— begin Task material —
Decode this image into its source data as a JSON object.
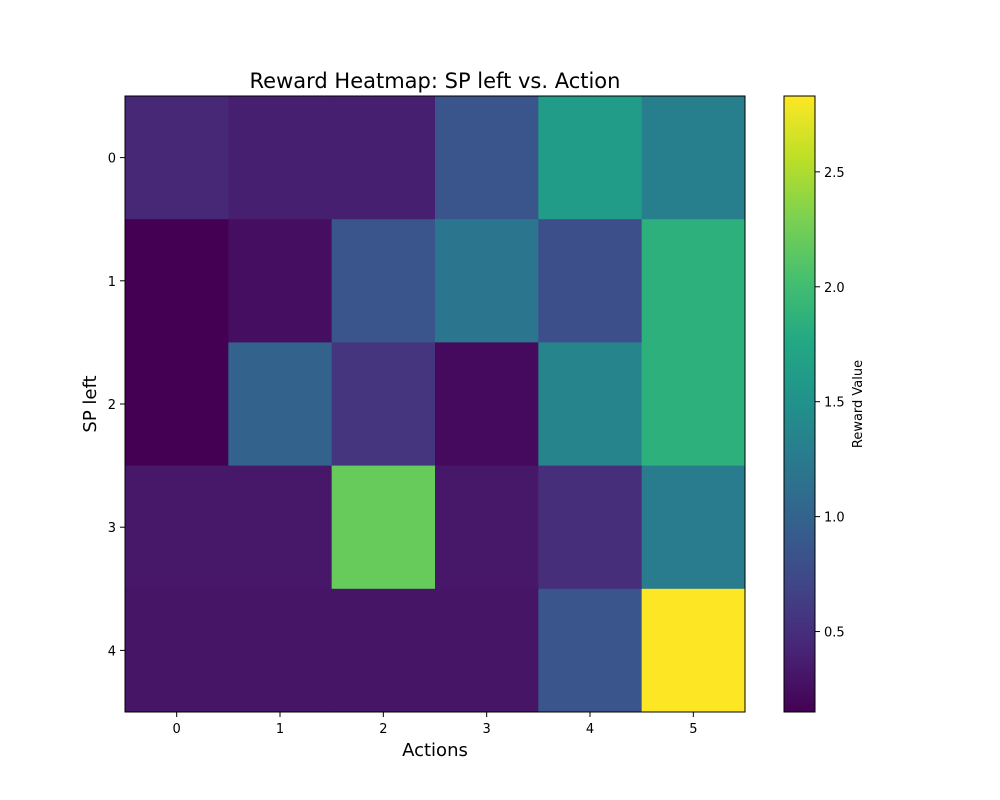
{
  "chart_data": {
    "type": "heatmap",
    "title": "Reward Heatmap: SP left vs. Action",
    "xlabel": "Actions",
    "ylabel": "SP left",
    "x_categories": [
      "0",
      "1",
      "2",
      "3",
      "4",
      "5"
    ],
    "y_categories": [
      "0",
      "1",
      "2",
      "3",
      "4"
    ],
    "values": [
      [
        0.45,
        0.38,
        0.38,
        0.85,
        1.62,
        1.3
      ],
      [
        0.15,
        0.25,
        0.85,
        1.2,
        0.8,
        1.85
      ],
      [
        0.15,
        1.0,
        0.55,
        0.22,
        1.35,
        1.85
      ],
      [
        0.32,
        0.32,
        2.2,
        0.32,
        0.5,
        1.25
      ],
      [
        0.3,
        0.3,
        0.3,
        0.3,
        0.85,
        2.83
      ]
    ],
    "colormap": "viridis",
    "colorbar": {
      "label": "Reward Value",
      "range": [
        0.15,
        2.83
      ],
      "ticks": [
        0.5,
        1.0,
        1.5,
        2.0,
        2.5
      ],
      "tick_labels": [
        "0.5",
        "1.0",
        "1.5",
        "2.0",
        "2.5"
      ]
    },
    "grid": false
  }
}
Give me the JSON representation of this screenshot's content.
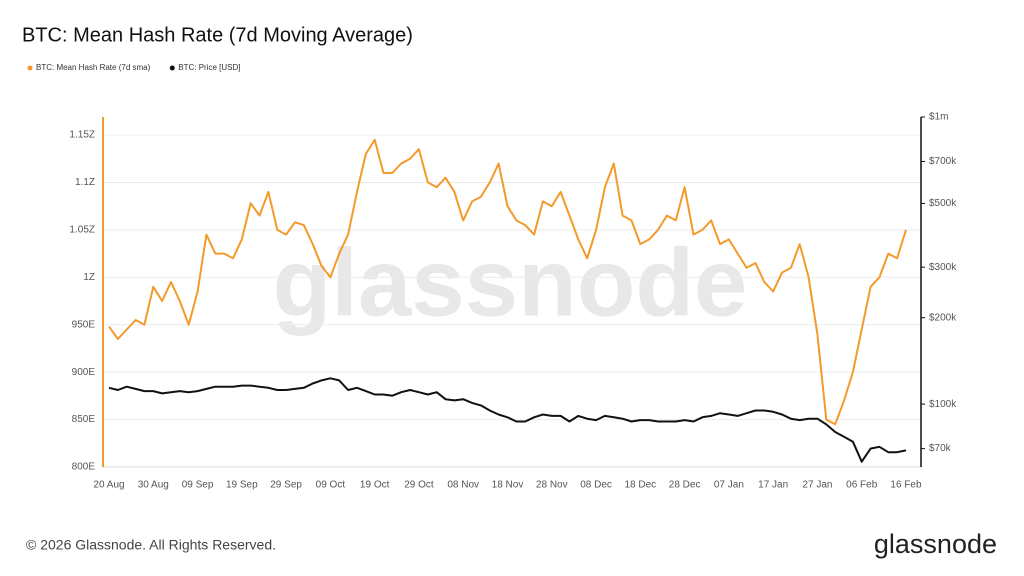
— end Task material —
Task objective: Your task is to repeat the data above exactly while excluding the pictures.

In response:
Decode this image into its source data as a JSON object.
{
  "chart_data": {
    "type": "heatmap",
    "title": "Reward Heatmap: SP left vs. Action",
    "xlabel": "Actions",
    "ylabel": "SP left",
    "x_categories": [
      "0",
      "1",
      "2",
      "3",
      "4",
      "5"
    ],
    "y_categories": [
      "0",
      "1",
      "2",
      "3",
      "4"
    ],
    "values": [
      [
        0.45,
        0.38,
        0.38,
        0.85,
        1.62,
        1.3
      ],
      [
        0.15,
        0.25,
        0.85,
        1.2,
        0.8,
        1.85
      ],
      [
        0.15,
        1.0,
        0.55,
        0.22,
        1.35,
        1.85
      ],
      [
        0.32,
        0.32,
        2.2,
        0.32,
        0.5,
        1.25
      ],
      [
        0.3,
        0.3,
        0.3,
        0.3,
        0.85,
        2.83
      ]
    ],
    "colormap": "viridis",
    "colorbar": {
      "label": "Reward Value",
      "range": [
        0.15,
        2.83
      ],
      "ticks": [
        0.5,
        1.0,
        1.5,
        2.0,
        2.5
      ],
      "tick_labels": [
        "0.5",
        "1.0",
        "1.5",
        "2.0",
        "2.5"
      ]
    },
    "grid": false
  }
}
Give me the JSON representation of this screenshot's content.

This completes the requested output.